▶ **Written task**: Look through the listing and locate every line containing the word "为非负整数时"; copy those lines.

▶ **Extracted data**:

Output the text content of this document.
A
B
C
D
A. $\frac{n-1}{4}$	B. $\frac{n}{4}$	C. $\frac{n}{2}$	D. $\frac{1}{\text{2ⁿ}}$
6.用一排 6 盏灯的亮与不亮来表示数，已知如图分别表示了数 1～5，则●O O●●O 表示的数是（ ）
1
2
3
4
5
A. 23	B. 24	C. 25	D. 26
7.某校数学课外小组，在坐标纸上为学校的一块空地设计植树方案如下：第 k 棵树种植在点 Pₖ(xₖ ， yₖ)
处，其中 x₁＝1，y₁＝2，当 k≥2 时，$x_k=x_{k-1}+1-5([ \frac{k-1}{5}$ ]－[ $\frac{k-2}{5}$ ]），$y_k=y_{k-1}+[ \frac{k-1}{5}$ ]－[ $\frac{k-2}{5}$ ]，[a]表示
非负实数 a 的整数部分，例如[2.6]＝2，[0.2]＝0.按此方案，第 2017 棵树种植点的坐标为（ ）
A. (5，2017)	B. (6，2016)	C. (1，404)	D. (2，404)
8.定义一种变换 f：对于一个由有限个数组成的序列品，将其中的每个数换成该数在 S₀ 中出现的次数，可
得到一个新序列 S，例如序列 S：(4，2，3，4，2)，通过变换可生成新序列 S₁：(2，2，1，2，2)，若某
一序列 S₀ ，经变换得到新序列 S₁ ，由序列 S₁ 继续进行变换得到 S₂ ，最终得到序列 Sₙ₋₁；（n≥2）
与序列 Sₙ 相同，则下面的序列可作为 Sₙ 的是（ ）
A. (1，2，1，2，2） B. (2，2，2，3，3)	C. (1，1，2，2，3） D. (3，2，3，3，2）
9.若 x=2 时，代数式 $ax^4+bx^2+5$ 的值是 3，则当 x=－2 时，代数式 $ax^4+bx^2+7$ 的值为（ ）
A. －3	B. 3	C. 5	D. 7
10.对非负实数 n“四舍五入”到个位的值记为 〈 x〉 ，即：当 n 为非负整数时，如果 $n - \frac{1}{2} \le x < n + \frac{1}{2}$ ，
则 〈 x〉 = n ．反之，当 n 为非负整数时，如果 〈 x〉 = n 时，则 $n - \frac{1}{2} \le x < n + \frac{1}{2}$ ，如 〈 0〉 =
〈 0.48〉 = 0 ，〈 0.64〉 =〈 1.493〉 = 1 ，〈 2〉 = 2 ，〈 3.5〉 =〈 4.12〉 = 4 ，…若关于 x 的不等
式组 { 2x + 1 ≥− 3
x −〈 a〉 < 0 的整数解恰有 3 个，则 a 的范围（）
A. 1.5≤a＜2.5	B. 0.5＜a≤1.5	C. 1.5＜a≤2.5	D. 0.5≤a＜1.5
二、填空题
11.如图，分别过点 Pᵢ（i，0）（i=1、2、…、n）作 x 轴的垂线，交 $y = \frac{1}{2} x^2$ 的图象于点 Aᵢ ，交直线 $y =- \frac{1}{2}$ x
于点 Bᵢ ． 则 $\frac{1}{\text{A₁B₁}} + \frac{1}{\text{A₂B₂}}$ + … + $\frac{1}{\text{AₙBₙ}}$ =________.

▶ **Reply**:
10.对非负实数 n“四舍五入”到个位的值记为 〈 x〉 ，即：当 n 为非负整数时，如果 $n - \frac{1}{2} \le x < n + \frac{1}{2}$ ，
则 〈 x〉 = n ．反之，当 n 为非负整数时，如果 〈 x〉 = n 时，则 $n - \frac{1}{2} \le x < n + \frac{1}{2}$ ，如 〈 0〉 =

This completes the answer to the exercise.